Dataset listings of figures
## start
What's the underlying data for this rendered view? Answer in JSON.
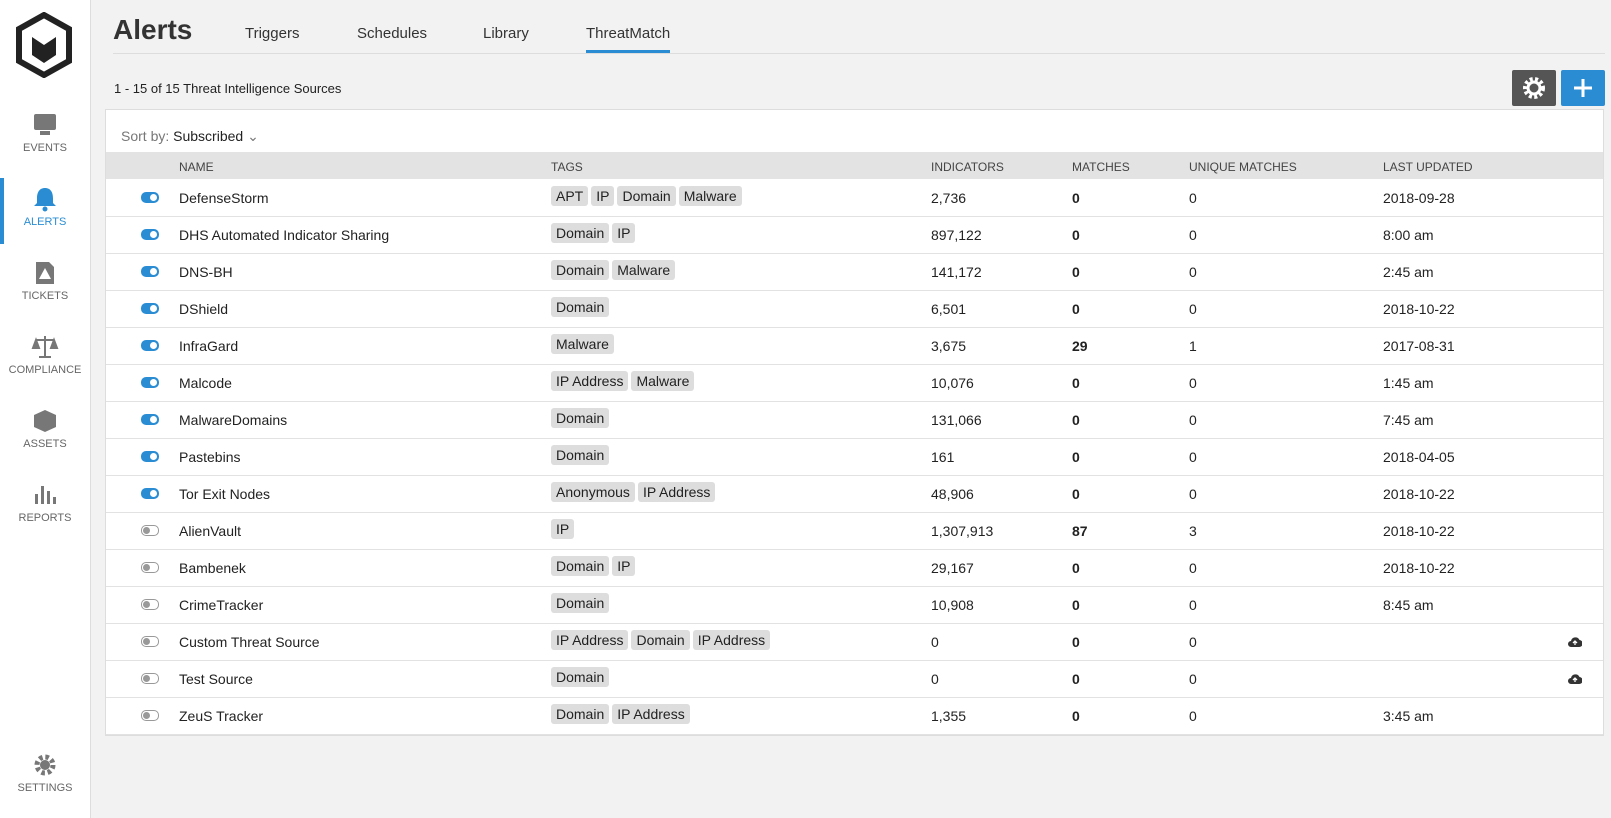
{
  "sidebar": {
    "items": [
      {
        "label": "EVENTS"
      },
      {
        "label": "ALERTS",
        "active": true
      },
      {
        "label": "TICKETS"
      },
      {
        "label": "COMPLIANCE"
      },
      {
        "label": "ASSETS"
      },
      {
        "label": "REPORTS"
      }
    ],
    "settings": "SETTINGS"
  },
  "header": {
    "title": "Alerts",
    "tabs": [
      {
        "label": "Triggers"
      },
      {
        "label": "Schedules"
      },
      {
        "label": "Library"
      },
      {
        "label": "ThreatMatch",
        "active": true
      }
    ]
  },
  "summary": "1 - 15 of 15 Threat Intelligence Sources",
  "sort": {
    "label": "Sort by:",
    "value": "Subscribed"
  },
  "table": {
    "columns": [
      "NAME",
      "TAGS",
      "INDICATORS",
      "MATCHES",
      "UNIQUE MATCHES",
      "LAST UPDATED"
    ],
    "rows": [
      {
        "subscribed": true,
        "name": "DefenseStorm",
        "tags": [
          "APT",
          "IP",
          "Domain",
          "Malware"
        ],
        "indicators": "2,736",
        "matches": "0",
        "unique_matches": "0",
        "last_updated": "2018-09-28"
      },
      {
        "subscribed": true,
        "name": "DHS Automated Indicator Sharing",
        "tags": [
          "Domain",
          "IP"
        ],
        "indicators": "897,122",
        "matches": "0",
        "unique_matches": "0",
        "last_updated": "8:00 am"
      },
      {
        "subscribed": true,
        "name": "DNS-BH",
        "tags": [
          "Domain",
          "Malware"
        ],
        "indicators": "141,172",
        "matches": "0",
        "unique_matches": "0",
        "last_updated": "2:45 am"
      },
      {
        "subscribed": true,
        "name": "DShield",
        "tags": [
          "Domain"
        ],
        "indicators": "6,501",
        "matches": "0",
        "unique_matches": "0",
        "last_updated": "2018-10-22"
      },
      {
        "subscribed": true,
        "name": "InfraGard",
        "tags": [
          "Malware"
        ],
        "indicators": "3,675",
        "matches": "29",
        "unique_matches": "1",
        "last_updated": "2017-08-31"
      },
      {
        "subscribed": true,
        "name": "Malcode",
        "tags": [
          "IP Address",
          "Malware"
        ],
        "indicators": "10,076",
        "matches": "0",
        "unique_matches": "0",
        "last_updated": "1:45 am"
      },
      {
        "subscribed": true,
        "name": "MalwareDomains",
        "tags": [
          "Domain"
        ],
        "indicators": "131,066",
        "matches": "0",
        "unique_matches": "0",
        "last_updated": "7:45 am"
      },
      {
        "subscribed": true,
        "name": "Pastebins",
        "tags": [
          "Domain"
        ],
        "indicators": "161",
        "matches": "0",
        "unique_matches": "0",
        "last_updated": "2018-04-05"
      },
      {
        "subscribed": true,
        "name": "Tor Exit Nodes",
        "tags": [
          "Anonymous",
          "IP Address"
        ],
        "indicators": "48,906",
        "matches": "0",
        "unique_matches": "0",
        "last_updated": "2018-10-22"
      },
      {
        "subscribed": false,
        "name": "AlienVault",
        "tags": [
          "IP"
        ],
        "indicators": "1,307,913",
        "matches": "87",
        "unique_matches": "3",
        "last_updated": "2018-10-22"
      },
      {
        "subscribed": false,
        "name": "Bambenek",
        "tags": [
          "Domain",
          "IP"
        ],
        "indicators": "29,167",
        "matches": "0",
        "unique_matches": "0",
        "last_updated": "2018-10-22"
      },
      {
        "subscribed": false,
        "name": "CrimeTracker",
        "tags": [
          "Domain"
        ],
        "indicators": "10,908",
        "matches": "0",
        "unique_matches": "0",
        "last_updated": "8:45 am"
      },
      {
        "subscribed": false,
        "name": "Custom Threat Source",
        "tags": [
          "IP Address",
          "Domain",
          "IP Address"
        ],
        "indicators": "0",
        "matches": "0",
        "unique_matches": "0",
        "cloud": true
      },
      {
        "subscribed": false,
        "name": "Test Source",
        "tags": [
          "Domain"
        ],
        "indicators": "0",
        "matches": "0",
        "unique_matches": "0",
        "cloud": true
      },
      {
        "subscribed": false,
        "name": "ZeuS Tracker",
        "tags": [
          "Domain",
          "IP Address"
        ],
        "indicators": "1,355",
        "matches": "0",
        "unique_matches": "0",
        "last_updated": "3:45 am"
      }
    ]
  }
}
## end
**Exercise brief:**
Copy each line in the data that holds the word "label".

**Response for this exercise:**
        "label": "EVENTS"
        "label": "ALERTS",
        "label": "TICKETS"
        "label": "COMPLIANCE"
        "label": "ASSETS"
        "label": "REPORTS"
        "label": "Triggers"
        "label": "Schedules"
        "label": "Library"
        "label": "ThreatMatch",
    "label": "Sort by:",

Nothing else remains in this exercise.